- _Items from a dataset_
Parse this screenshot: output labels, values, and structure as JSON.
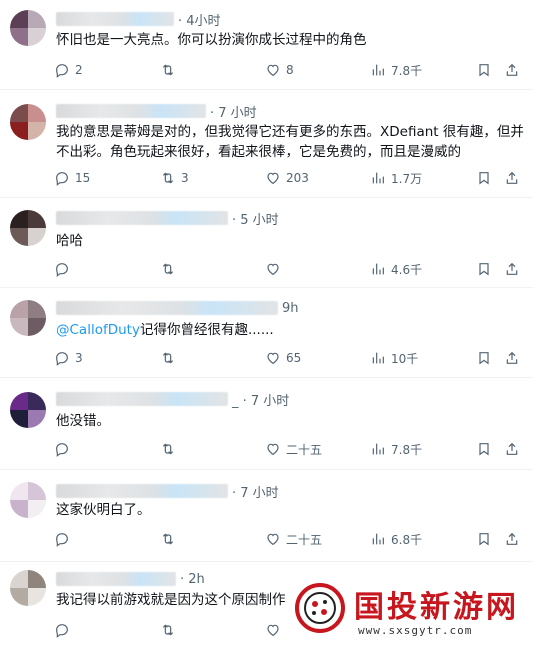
{
  "tweets": [
    {
      "time": "· 4小时",
      "text": "怀旧也是一大亮点。你可以扮演你成长过程中的角色",
      "mention": "",
      "reply_count": "2",
      "retweet_count": "",
      "like_count": "8",
      "view_count": "7.8千"
    },
    {
      "time": "· 7 小时",
      "text": "我的意思是蒂姆是对的，但我觉得它还有更多的东西。XDefiant 很有趣，但并不出彩。角色玩起来很好，看起来很棒，它是免费的，而且是漫威的",
      "mention": "",
      "reply_count": "15",
      "retweet_count": "3",
      "like_count": "203",
      "view_count": "1.7万"
    },
    {
      "time": "· 5 小时",
      "text": "哈哈",
      "mention": "",
      "reply_count": "",
      "retweet_count": "",
      "like_count": "",
      "view_count": "4.6千"
    },
    {
      "time": "9h",
      "text": "记得你曾经很有趣......",
      "mention": "@CallofDuty",
      "reply_count": "3",
      "retweet_count": "",
      "like_count": "65",
      "view_count": "10千"
    },
    {
      "time": "_ · 7 小时",
      "text": "他没错。",
      "mention": "",
      "reply_count": "",
      "retweet_count": "",
      "like_count": "二十五",
      "view_count": "7.8千"
    },
    {
      "time": "· 7 小时",
      "text": "这家伙明白了。",
      "mention": "",
      "reply_count": "",
      "retweet_count": "",
      "like_count": "二十五",
      "view_count": "6.8千"
    },
    {
      "time": "· 2h",
      "text": "我记得以前游戏就是因为这个原因制作",
      "mention": "",
      "reply_count": "",
      "retweet_count": "",
      "like_count": "",
      "view_count": ""
    }
  ],
  "colors": {
    "text": "#0f1419",
    "meta": "#536471",
    "link": "#1d9bf0",
    "divider": "#eff3f4",
    "watermark_red": "#c7161e"
  },
  "icons": [
    "reply-icon",
    "retweet-icon",
    "like-icon",
    "views-icon",
    "bookmark-icon",
    "share-icon"
  ],
  "watermark": {
    "title": "国投新游网",
    "url": "www.sxsgytr.com"
  }
}
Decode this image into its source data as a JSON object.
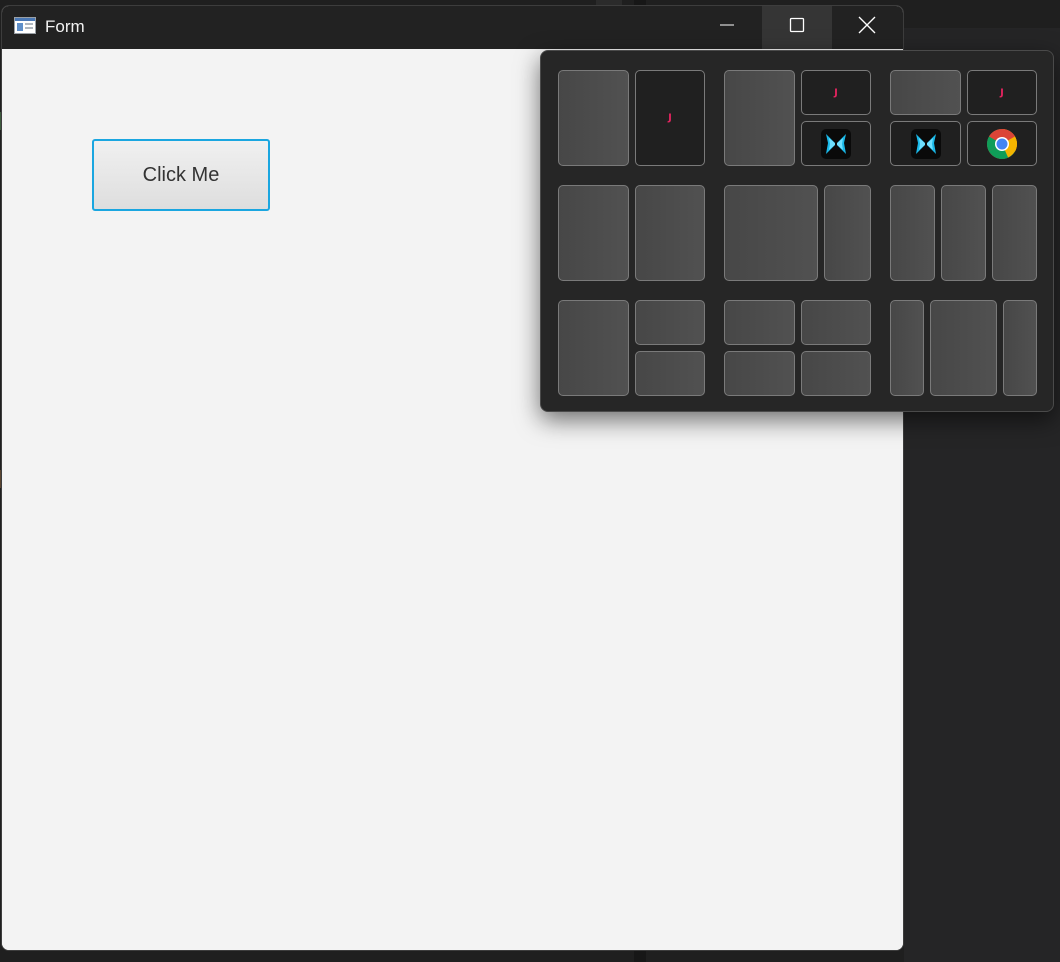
{
  "window": {
    "title": "Form",
    "caption": {
      "minimize": "minimize-icon",
      "maximize": "maximize-icon",
      "close": "close-icon"
    }
  },
  "form": {
    "button_label": "Click Me"
  },
  "snap_flyout": {
    "layout_count": 9,
    "app_icons": {
      "j_app": "J",
      "butterfly_app": "butterfly-icon",
      "chrome_app": "chrome-icon"
    }
  },
  "colors": {
    "titlebar": "#222222",
    "client_bg": "#f3f3f3",
    "button_border": "#1aa6e0",
    "flyout_bg": "#262626",
    "zone_border": "#7a7a7a",
    "j_color": "#e0245e"
  }
}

- _Aim_
Quote the records in their entirety, keeping the wording exact and excluding pictures.

- _Task response_
Parse this screenshot: output labels, values, and structure as JSON.
{
  "tweets": [
    {
      "time": "· 4小时",
      "text": "怀旧也是一大亮点。你可以扮演你成长过程中的角色",
      "mention": "",
      "reply_count": "2",
      "retweet_count": "",
      "like_count": "8",
      "view_count": "7.8千"
    },
    {
      "time": "· 7 小时",
      "text": "我的意思是蒂姆是对的，但我觉得它还有更多的东西。XDefiant 很有趣，但并不出彩。角色玩起来很好，看起来很棒，它是免费的，而且是漫威的",
      "mention": "",
      "reply_count": "15",
      "retweet_count": "3",
      "like_count": "203",
      "view_count": "1.7万"
    },
    {
      "time": "· 5 小时",
      "text": "哈哈",
      "mention": "",
      "reply_count": "",
      "retweet_count": "",
      "like_count": "",
      "view_count": "4.6千"
    },
    {
      "time": "9h",
      "text": "记得你曾经很有趣......",
      "mention": "@CallofDuty",
      "reply_count": "3",
      "retweet_count": "",
      "like_count": "65",
      "view_count": "10千"
    },
    {
      "time": "_ · 7 小时",
      "text": "他没错。",
      "mention": "",
      "reply_count": "",
      "retweet_count": "",
      "like_count": "二十五",
      "view_count": "7.8千"
    },
    {
      "time": "· 7 小时",
      "text": "这家伙明白了。",
      "mention": "",
      "reply_count": "",
      "retweet_count": "",
      "like_count": "二十五",
      "view_count": "6.8千"
    },
    {
      "time": "· 2h",
      "text": "我记得以前游戏就是因为这个原因制作",
      "mention": "",
      "reply_count": "",
      "retweet_count": "",
      "like_count": "",
      "view_count": ""
    }
  ],
  "colors": {
    "text": "#0f1419",
    "meta": "#536471",
    "link": "#1d9bf0",
    "divider": "#eff3f4",
    "watermark_red": "#c7161e"
  },
  "icons": [
    "reply-icon",
    "retweet-icon",
    "like-icon",
    "views-icon",
    "bookmark-icon",
    "share-icon"
  ],
  "watermark": {
    "title": "国投新游网",
    "url": "www.sxsgytr.com"
  }
}
Decode this image into its source data as a JSON object.
{
  "window": {
    "title": "Form",
    "caption": {
      "minimize": "minimize-icon",
      "maximize": "maximize-icon",
      "close": "close-icon"
    }
  },
  "form": {
    "button_label": "Click Me"
  },
  "snap_flyout": {
    "layout_count": 9,
    "app_icons": {
      "j_app": "J",
      "butterfly_app": "butterfly-icon",
      "chrome_app": "chrome-icon"
    }
  },
  "colors": {
    "titlebar": "#222222",
    "client_bg": "#f3f3f3",
    "button_border": "#1aa6e0",
    "flyout_bg": "#262626",
    "zone_border": "#7a7a7a",
    "j_color": "#e0245e"
  }
}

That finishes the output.